GIVEN EXERCISE:
Out of the lines below, please list those that hold the string "Megváltótok".

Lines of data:
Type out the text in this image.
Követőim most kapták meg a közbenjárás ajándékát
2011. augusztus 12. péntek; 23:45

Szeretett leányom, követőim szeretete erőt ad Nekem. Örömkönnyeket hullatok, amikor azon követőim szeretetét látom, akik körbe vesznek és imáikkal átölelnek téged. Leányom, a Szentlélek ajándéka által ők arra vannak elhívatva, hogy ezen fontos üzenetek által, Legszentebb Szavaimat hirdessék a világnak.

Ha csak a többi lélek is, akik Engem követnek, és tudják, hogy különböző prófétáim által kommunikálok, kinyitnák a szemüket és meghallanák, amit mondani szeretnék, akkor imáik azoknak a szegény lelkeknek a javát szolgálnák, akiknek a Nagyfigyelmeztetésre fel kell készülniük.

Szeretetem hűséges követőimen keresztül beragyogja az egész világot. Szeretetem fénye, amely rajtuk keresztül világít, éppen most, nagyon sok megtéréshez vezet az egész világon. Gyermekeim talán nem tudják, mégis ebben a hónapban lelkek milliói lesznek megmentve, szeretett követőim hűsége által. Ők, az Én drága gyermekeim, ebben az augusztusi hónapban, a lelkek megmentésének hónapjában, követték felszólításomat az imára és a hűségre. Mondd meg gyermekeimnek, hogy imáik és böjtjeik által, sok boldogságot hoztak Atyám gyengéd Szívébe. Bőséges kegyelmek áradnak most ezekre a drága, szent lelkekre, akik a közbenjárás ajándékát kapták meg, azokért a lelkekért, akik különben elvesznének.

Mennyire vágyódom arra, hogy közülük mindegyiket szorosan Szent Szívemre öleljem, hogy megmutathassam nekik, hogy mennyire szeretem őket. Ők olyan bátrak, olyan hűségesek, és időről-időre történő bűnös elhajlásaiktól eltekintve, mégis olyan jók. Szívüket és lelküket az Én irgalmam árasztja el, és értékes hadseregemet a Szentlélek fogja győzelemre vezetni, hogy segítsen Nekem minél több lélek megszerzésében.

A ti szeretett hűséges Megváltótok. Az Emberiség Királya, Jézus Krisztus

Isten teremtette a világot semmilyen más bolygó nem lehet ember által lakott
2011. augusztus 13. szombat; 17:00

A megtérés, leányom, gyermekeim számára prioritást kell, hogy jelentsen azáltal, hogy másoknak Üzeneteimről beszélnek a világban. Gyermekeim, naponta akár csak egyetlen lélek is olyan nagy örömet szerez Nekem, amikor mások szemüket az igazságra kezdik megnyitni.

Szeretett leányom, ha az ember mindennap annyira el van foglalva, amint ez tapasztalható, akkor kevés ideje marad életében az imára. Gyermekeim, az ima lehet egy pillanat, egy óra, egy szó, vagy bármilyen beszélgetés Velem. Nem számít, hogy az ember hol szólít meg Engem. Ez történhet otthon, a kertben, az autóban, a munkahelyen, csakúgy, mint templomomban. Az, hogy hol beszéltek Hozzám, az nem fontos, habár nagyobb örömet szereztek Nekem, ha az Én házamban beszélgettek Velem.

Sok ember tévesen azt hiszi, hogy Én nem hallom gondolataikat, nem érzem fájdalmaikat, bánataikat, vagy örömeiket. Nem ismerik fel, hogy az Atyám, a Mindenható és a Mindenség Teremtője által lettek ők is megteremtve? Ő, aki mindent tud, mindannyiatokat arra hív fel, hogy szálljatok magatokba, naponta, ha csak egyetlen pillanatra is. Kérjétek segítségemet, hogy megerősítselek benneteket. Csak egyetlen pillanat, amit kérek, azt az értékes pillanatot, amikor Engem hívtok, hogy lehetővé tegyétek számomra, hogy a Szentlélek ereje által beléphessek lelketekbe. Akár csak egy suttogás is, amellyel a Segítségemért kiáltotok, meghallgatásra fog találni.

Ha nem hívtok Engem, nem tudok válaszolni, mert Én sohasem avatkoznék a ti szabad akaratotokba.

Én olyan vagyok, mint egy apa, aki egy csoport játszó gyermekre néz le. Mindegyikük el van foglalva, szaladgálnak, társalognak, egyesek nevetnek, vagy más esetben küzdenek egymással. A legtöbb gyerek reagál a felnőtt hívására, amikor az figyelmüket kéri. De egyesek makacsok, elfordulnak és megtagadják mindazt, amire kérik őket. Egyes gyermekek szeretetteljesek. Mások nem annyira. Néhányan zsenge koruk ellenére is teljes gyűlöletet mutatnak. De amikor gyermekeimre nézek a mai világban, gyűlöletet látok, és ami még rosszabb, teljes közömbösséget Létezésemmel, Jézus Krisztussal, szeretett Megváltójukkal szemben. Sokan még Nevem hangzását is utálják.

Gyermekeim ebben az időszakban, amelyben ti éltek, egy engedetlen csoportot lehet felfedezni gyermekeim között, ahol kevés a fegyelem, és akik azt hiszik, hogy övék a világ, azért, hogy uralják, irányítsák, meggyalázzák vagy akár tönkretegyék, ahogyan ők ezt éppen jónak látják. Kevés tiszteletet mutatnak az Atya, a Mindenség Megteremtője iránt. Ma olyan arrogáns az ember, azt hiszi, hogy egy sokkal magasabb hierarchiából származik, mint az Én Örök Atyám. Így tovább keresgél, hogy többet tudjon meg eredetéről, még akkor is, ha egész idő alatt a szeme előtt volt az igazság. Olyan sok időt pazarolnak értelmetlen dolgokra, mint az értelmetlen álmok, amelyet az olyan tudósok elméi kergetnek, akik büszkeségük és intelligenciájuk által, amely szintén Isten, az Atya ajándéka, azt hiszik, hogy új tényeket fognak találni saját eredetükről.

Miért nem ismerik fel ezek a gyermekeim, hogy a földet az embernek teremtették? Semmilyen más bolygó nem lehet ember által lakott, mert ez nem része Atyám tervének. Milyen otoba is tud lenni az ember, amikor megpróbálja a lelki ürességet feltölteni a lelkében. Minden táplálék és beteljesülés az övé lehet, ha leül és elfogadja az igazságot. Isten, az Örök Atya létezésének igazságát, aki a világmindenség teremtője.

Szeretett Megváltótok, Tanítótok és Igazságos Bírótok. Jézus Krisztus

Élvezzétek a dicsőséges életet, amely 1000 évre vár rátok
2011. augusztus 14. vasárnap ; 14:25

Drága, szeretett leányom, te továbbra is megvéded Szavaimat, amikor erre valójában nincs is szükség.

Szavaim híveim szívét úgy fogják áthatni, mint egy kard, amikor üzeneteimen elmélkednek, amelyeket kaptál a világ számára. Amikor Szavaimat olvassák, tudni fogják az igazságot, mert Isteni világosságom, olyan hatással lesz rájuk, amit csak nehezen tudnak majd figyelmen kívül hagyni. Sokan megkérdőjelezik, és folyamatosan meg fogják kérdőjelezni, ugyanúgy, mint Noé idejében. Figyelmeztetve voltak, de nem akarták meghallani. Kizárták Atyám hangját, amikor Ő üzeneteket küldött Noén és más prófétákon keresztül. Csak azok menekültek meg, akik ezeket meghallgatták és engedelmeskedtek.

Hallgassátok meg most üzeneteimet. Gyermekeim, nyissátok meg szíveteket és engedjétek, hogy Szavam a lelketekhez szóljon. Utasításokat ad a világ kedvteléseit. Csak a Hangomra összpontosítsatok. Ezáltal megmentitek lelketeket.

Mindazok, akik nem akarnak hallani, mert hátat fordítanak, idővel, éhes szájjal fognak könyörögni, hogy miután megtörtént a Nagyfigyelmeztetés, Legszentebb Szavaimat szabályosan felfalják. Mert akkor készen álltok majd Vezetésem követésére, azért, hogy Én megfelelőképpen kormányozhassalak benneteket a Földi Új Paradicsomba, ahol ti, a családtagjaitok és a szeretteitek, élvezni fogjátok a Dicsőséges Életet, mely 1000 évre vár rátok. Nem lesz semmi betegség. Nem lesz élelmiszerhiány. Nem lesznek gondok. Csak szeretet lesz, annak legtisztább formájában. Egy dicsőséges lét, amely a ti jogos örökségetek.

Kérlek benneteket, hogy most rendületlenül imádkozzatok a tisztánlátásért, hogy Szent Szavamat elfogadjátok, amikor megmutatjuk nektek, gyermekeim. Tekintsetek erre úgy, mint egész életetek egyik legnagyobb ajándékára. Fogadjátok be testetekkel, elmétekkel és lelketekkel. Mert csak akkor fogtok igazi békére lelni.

COMPLETE ANSWER:
A ti szeretett hűséges Megváltótok. Az Emberiség Királya, Jézus Krisztus
Szeretett Megváltótok, Tanítótok és Igazságos Bírótok. Jézus Krisztus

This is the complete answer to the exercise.